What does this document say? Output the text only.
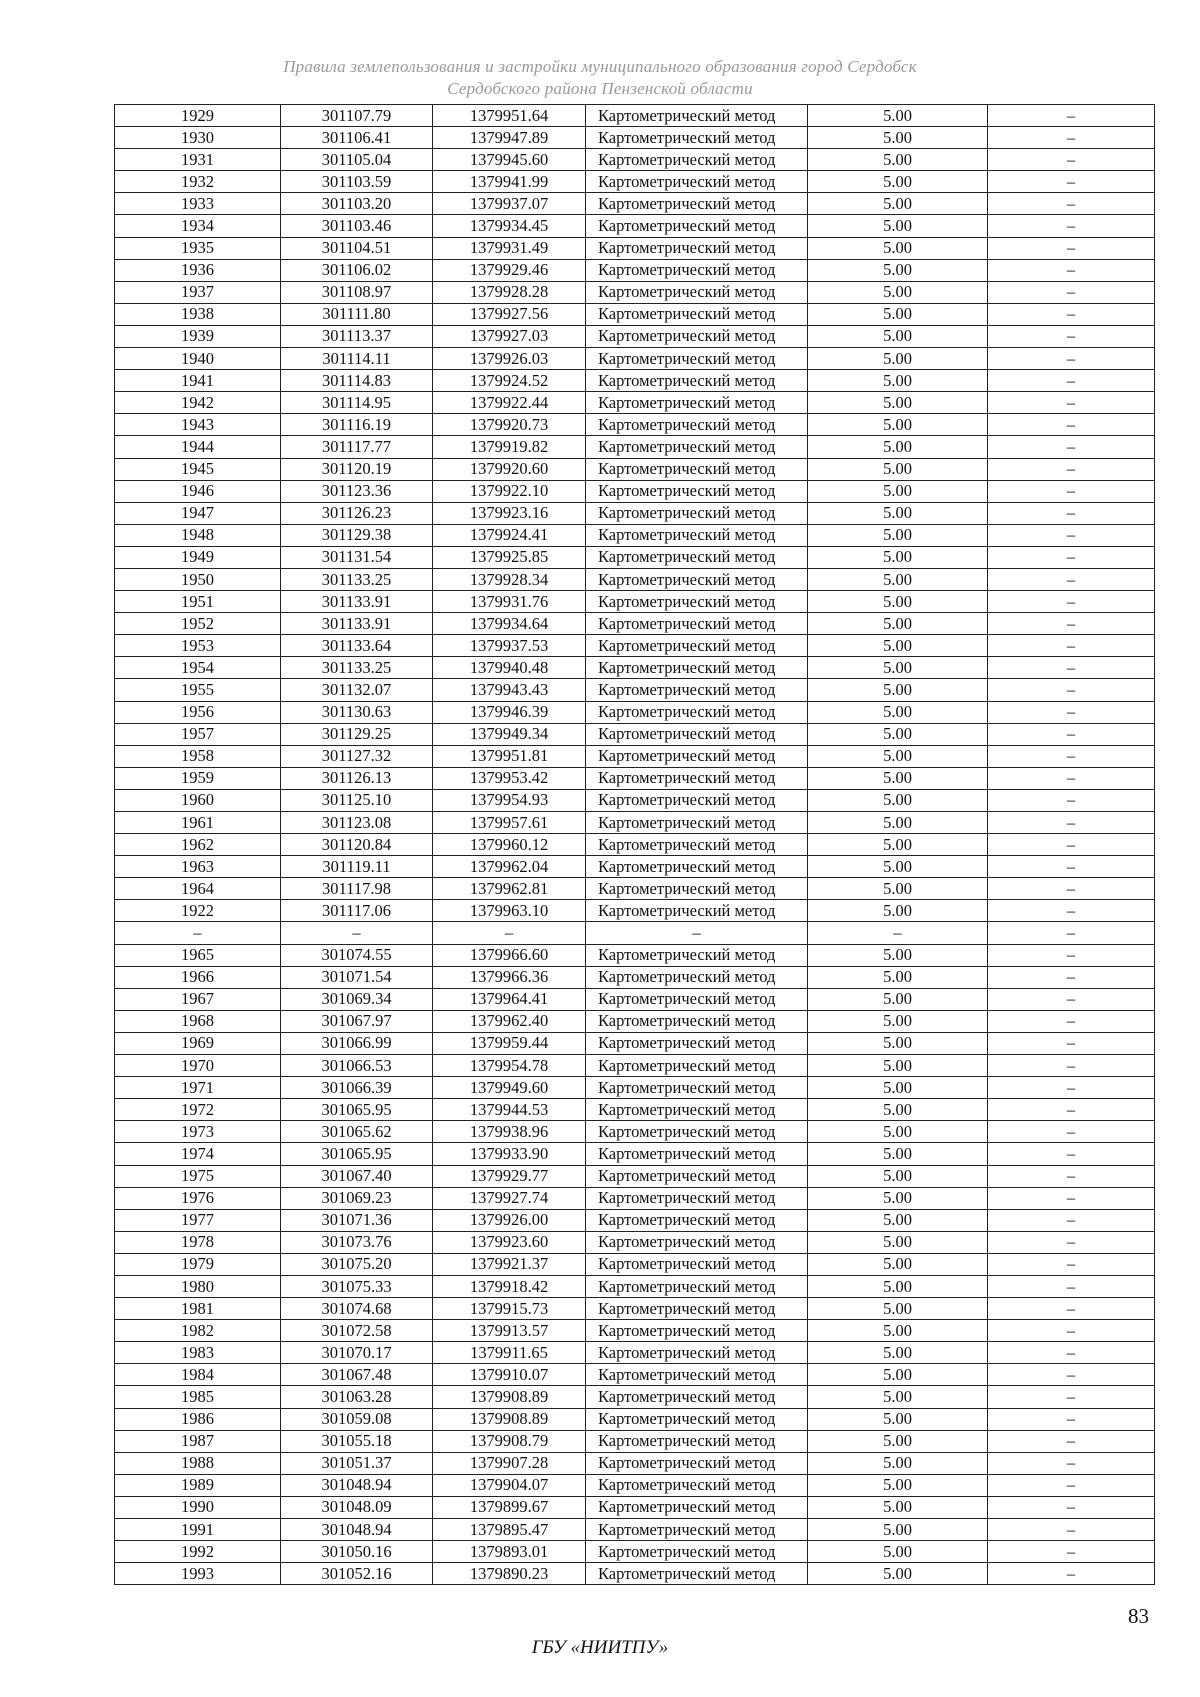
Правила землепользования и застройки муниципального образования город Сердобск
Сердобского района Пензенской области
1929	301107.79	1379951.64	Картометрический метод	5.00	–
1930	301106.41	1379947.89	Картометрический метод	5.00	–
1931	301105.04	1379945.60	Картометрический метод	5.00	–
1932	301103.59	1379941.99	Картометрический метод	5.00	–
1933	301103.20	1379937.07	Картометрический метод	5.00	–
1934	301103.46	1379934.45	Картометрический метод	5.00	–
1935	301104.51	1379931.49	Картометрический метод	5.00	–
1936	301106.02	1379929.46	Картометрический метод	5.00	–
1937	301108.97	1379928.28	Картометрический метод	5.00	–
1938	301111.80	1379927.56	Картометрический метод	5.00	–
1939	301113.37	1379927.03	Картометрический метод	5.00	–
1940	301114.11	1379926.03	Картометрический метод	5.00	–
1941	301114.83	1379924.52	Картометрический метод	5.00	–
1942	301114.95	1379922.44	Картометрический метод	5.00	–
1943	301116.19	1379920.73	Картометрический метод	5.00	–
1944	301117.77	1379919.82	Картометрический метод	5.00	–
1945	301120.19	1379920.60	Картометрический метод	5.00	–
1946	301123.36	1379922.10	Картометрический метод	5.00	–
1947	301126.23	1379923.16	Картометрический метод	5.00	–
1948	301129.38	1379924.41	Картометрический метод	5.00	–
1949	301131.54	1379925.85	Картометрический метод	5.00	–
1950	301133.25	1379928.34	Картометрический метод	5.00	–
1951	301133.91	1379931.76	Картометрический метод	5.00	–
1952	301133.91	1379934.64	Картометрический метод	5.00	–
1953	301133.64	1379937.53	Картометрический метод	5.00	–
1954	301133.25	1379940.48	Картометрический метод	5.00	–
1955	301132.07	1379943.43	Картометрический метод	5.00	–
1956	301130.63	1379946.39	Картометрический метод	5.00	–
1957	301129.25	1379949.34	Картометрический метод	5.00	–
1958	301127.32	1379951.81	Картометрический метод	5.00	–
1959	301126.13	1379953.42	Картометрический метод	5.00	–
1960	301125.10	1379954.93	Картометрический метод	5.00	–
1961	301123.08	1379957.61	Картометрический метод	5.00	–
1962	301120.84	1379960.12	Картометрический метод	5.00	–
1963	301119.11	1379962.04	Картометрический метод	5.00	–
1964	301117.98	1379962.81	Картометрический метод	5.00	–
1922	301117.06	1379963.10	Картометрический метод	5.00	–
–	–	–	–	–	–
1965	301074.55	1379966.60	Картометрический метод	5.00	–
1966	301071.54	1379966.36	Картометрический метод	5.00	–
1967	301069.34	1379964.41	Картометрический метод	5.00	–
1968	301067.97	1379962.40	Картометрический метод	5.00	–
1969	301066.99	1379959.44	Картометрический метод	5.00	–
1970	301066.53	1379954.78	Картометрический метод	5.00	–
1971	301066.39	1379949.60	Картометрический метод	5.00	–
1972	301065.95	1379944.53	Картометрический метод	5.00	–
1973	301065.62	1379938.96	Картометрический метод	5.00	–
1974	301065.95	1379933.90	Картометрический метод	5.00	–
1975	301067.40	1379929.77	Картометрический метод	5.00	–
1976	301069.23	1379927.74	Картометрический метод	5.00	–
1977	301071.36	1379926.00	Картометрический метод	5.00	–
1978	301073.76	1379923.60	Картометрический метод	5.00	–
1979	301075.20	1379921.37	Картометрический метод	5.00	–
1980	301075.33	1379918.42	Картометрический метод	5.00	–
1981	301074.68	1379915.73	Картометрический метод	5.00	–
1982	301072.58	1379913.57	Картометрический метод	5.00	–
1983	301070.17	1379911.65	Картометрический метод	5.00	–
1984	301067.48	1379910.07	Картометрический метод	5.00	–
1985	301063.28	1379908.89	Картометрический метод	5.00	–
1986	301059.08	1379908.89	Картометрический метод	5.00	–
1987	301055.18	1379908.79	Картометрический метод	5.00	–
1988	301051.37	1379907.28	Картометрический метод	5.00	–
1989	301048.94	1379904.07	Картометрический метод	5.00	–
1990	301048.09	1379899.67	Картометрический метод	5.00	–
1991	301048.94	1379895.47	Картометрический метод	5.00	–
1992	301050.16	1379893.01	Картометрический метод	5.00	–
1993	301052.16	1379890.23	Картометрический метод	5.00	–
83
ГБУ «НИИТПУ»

★ ★ ★ ★ ★ ★ ★

Repeat the entries exactly. Pictures are excluded from the copy.

What does this document say? Output the text only.
Правила землепользования и застройки муниципального образования город Сердобск
Сердобского района Пензенской области
1929	301107.79	1379951.64	Картометрический метод	5.00	–
1930	301106.41	1379947.89	Картометрический метод	5.00	–
1931	301105.04	1379945.60	Картометрический метод	5.00	–
1932	301103.59	1379941.99	Картометрический метод	5.00	–
1933	301103.20	1379937.07	Картометрический метод	5.00	–
1934	301103.46	1379934.45	Картометрический метод	5.00	–
1935	301104.51	1379931.49	Картометрический метод	5.00	–
1936	301106.02	1379929.46	Картометрический метод	5.00	–
1937	301108.97	1379928.28	Картометрический метод	5.00	–
1938	301111.80	1379927.56	Картометрический метод	5.00	–
1939	301113.37	1379927.03	Картометрический метод	5.00	–
1940	301114.11	1379926.03	Картометрический метод	5.00	–
1941	301114.83	1379924.52	Картометрический метод	5.00	–
1942	301114.95	1379922.44	Картометрический метод	5.00	–
1943	301116.19	1379920.73	Картометрический метод	5.00	–
1944	301117.77	1379919.82	Картометрический метод	5.00	–
1945	301120.19	1379920.60	Картометрический метод	5.00	–
1946	301123.36	1379922.10	Картометрический метод	5.00	–
1947	301126.23	1379923.16	Картометрический метод	5.00	–
1948	301129.38	1379924.41	Картометрический метод	5.00	–
1949	301131.54	1379925.85	Картометрический метод	5.00	–
1950	301133.25	1379928.34	Картометрический метод	5.00	–
1951	301133.91	1379931.76	Картометрический метод	5.00	–
1952	301133.91	1379934.64	Картометрический метод	5.00	–
1953	301133.64	1379937.53	Картометрический метод	5.00	–
1954	301133.25	1379940.48	Картометрический метод	5.00	–
1955	301132.07	1379943.43	Картометрический метод	5.00	–
1956	301130.63	1379946.39	Картометрический метод	5.00	–
1957	301129.25	1379949.34	Картометрический метод	5.00	–
1958	301127.32	1379951.81	Картометрический метод	5.00	–
1959	301126.13	1379953.42	Картометрический метод	5.00	–
1960	301125.10	1379954.93	Картометрический метод	5.00	–
1961	301123.08	1379957.61	Картометрический метод	5.00	–
1962	301120.84	1379960.12	Картометрический метод	5.00	–
1963	301119.11	1379962.04	Картометрический метод	5.00	–
1964	301117.98	1379962.81	Картометрический метод	5.00	–
1922	301117.06	1379963.10	Картометрический метод	5.00	–
–	–	–	–	–	–
1965	301074.55	1379966.60	Картометрический метод	5.00	–
1966	301071.54	1379966.36	Картометрический метод	5.00	–
1967	301069.34	1379964.41	Картометрический метод	5.00	–
1968	301067.97	1379962.40	Картометрический метод	5.00	–
1969	301066.99	1379959.44	Картометрический метод	5.00	–
1970	301066.53	1379954.78	Картометрический метод	5.00	–
1971	301066.39	1379949.60	Картометрический метод	5.00	–
1972	301065.95	1379944.53	Картометрический метод	5.00	–
1973	301065.62	1379938.96	Картометрический метод	5.00	–
1974	301065.95	1379933.90	Картометрический метод	5.00	–
1975	301067.40	1379929.77	Картометрический метод	5.00	–
1976	301069.23	1379927.74	Картометрический метод	5.00	–
1977	301071.36	1379926.00	Картометрический метод	5.00	–
1978	301073.76	1379923.60	Картометрический метод	5.00	–
1979	301075.20	1379921.37	Картометрический метод	5.00	–
1980	301075.33	1379918.42	Картометрический метод	5.00	–
1981	301074.68	1379915.73	Картометрический метод	5.00	–
1982	301072.58	1379913.57	Картометрический метод	5.00	–
1983	301070.17	1379911.65	Картометрический метод	5.00	–
1984	301067.48	1379910.07	Картометрический метод	5.00	–
1985	301063.28	1379908.89	Картометрический метод	5.00	–
1986	301059.08	1379908.89	Картометрический метод	5.00	–
1987	301055.18	1379908.79	Картометрический метод	5.00	–
1988	301051.37	1379907.28	Картометрический метод	5.00	–
1989	301048.94	1379904.07	Картометрический метод	5.00	–
1990	301048.09	1379899.67	Картометрический метод	5.00	–
1991	301048.94	1379895.47	Картометрический метод	5.00	–
1992	301050.16	1379893.01	Картометрический метод	5.00	–
1993	301052.16	1379890.23	Картометрический метод	5.00	–
83
ГБУ «НИИТПУ»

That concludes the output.